== The data ==
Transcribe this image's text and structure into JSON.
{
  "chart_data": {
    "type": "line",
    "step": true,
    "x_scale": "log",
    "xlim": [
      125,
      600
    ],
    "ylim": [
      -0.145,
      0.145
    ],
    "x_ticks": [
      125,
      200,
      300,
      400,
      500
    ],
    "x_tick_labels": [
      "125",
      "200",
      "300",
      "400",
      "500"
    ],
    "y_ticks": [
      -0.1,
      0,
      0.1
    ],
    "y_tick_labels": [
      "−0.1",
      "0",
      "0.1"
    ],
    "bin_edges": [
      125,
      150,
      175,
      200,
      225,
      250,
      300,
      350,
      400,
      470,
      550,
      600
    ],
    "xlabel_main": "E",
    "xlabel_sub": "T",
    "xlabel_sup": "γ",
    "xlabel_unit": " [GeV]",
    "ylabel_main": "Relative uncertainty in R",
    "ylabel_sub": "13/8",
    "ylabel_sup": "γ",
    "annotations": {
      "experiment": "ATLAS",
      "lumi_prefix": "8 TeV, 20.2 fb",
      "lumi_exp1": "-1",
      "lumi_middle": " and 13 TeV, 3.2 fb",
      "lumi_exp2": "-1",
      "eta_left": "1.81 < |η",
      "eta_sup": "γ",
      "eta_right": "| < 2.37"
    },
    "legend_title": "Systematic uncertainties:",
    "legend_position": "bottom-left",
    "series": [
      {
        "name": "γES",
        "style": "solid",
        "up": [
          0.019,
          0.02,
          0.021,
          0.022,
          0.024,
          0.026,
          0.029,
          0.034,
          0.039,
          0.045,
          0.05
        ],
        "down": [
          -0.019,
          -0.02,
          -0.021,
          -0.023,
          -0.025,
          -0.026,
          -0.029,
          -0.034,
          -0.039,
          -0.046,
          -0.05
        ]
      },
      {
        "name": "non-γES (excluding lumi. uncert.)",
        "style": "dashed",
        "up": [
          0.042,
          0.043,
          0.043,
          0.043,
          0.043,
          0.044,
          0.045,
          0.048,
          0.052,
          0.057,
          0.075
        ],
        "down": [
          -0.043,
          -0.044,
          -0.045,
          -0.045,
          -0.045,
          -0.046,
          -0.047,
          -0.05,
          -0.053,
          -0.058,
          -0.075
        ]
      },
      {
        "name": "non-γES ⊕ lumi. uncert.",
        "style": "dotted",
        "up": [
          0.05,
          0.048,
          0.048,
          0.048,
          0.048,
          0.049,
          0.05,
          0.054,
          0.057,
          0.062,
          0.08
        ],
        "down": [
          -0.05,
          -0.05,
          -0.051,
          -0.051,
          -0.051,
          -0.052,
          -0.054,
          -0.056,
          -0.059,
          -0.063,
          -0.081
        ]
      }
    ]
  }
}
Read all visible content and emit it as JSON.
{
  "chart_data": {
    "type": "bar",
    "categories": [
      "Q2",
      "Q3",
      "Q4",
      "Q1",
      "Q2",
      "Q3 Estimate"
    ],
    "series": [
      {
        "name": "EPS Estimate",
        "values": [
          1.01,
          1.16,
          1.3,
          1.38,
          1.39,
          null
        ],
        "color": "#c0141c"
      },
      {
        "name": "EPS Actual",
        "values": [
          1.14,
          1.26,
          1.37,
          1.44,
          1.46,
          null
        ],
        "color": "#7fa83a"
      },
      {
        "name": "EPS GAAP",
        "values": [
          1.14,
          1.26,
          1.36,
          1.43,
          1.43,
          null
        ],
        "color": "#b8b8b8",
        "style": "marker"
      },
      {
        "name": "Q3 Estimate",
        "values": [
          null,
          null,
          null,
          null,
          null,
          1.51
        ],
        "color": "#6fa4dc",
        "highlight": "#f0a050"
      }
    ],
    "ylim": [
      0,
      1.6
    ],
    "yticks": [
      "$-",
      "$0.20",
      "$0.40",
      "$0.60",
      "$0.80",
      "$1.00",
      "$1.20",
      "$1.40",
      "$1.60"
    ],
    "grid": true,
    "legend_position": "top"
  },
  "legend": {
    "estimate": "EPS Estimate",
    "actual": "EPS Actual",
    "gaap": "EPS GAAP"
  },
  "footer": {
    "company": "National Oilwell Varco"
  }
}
===
Given instruction: All of the entries above should be written out again exactly.

Result for this exercise:
Transcribe this image's text and structure into JSON.
{
  "chart_data": {
    "type": "line",
    "step": true,
    "x_scale": "log",
    "xlim": [
      125,
      600
    ],
    "ylim": [
      -0.145,
      0.145
    ],
    "x_ticks": [
      125,
      200,
      300,
      400,
      500
    ],
    "x_tick_labels": [
      "125",
      "200",
      "300",
      "400",
      "500"
    ],
    "y_ticks": [
      -0.1,
      0,
      0.1
    ],
    "y_tick_labels": [
      "−0.1",
      "0",
      "0.1"
    ],
    "bin_edges": [
      125,
      150,
      175,
      200,
      225,
      250,
      300,
      350,
      400,
      470,
      550,
      600
    ],
    "xlabel_main": "E",
    "xlabel_sub": "T",
    "xlabel_sup": "γ",
    "xlabel_unit": " [GeV]",
    "ylabel_main": "Relative uncertainty in R",
    "ylabel_sub": "13/8",
    "ylabel_sup": "γ",
    "annotations": {
      "experiment": "ATLAS",
      "lumi_prefix": "8 TeV, 20.2 fb",
      "lumi_exp1": "-1",
      "lumi_middle": " and 13 TeV, 3.2 fb",
      "lumi_exp2": "-1",
      "eta_left": "1.81 < |η",
      "eta_sup": "γ",
      "eta_right": "| < 2.37"
    },
    "legend_title": "Systematic uncertainties:",
    "legend_position": "bottom-left",
    "series": [
      {
        "name": "γES",
        "style": "solid",
        "up": [
          0.019,
          0.02,
          0.021,
          0.022,
          0.024,
          0.026,
          0.029,
          0.034,
          0.039,
          0.045,
          0.05
        ],
        "down": [
          -0.019,
          -0.02,
          -0.021,
          -0.023,
          -0.025,
          -0.026,
          -0.029,
          -0.034,
          -0.039,
          -0.046,
          -0.05
        ]
      },
      {
        "name": "non-γES (excluding lumi. uncert.)",
        "style": "dashed",
        "up": [
          0.042,
          0.043,
          0.043,
          0.043,
          0.043,
          0.044,
          0.045,
          0.048,
          0.052,
          0.057,
          0.075
        ],
        "down": [
          -0.043,
          -0.044,
          -0.045,
          -0.045,
          -0.045,
          -0.046,
          -0.047,
          -0.05,
          -0.053,
          -0.058,
          -0.075
        ]
      },
      {
        "name": "non-γES ⊕ lumi. uncert.",
        "style": "dotted",
        "up": [
          0.05,
          0.048,
          0.048,
          0.048,
          0.048,
          0.049,
          0.05,
          0.054,
          0.057,
          0.062,
          0.08
        ],
        "down": [
          -0.05,
          -0.05,
          -0.051,
          -0.051,
          -0.051,
          -0.052,
          -0.054,
          -0.056,
          -0.059,
          -0.063,
          -0.081
        ]
      }
    ]
  }
}
Read all visible content and emit it as JSON.
{
  "chart_data": {
    "type": "bar",
    "categories": [
      "Q2",
      "Q3",
      "Q4",
      "Q1",
      "Q2",
      "Q3 Estimate"
    ],
    "series": [
      {
        "name": "EPS Estimate",
        "values": [
          1.01,
          1.16,
          1.3,
          1.38,
          1.39,
          null
        ],
        "color": "#c0141c"
      },
      {
        "name": "EPS Actual",
        "values": [
          1.14,
          1.26,
          1.37,
          1.44,
          1.46,
          null
        ],
        "color": "#7fa83a"
      },
      {
        "name": "EPS GAAP",
        "values": [
          1.14,
          1.26,
          1.36,
          1.43,
          1.43,
          null
        ],
        "color": "#b8b8b8",
        "style": "marker"
      },
      {
        "name": "Q3 Estimate",
        "values": [
          null,
          null,
          null,
          null,
          null,
          1.51
        ],
        "color": "#6fa4dc",
        "highlight": "#f0a050"
      }
    ],
    "ylim": [
      0,
      1.6
    ],
    "yticks": [
      "$-",
      "$0.20",
      "$0.40",
      "$0.60",
      "$0.80",
      "$1.00",
      "$1.20",
      "$1.40",
      "$1.60"
    ],
    "grid": true,
    "legend_position": "top"
  },
  "legend": {
    "estimate": "EPS Estimate",
    "actual": "EPS Actual",
    "gaap": "EPS GAAP"
  },
  "footer": {
    "company": "National Oilwell Varco"
  }
}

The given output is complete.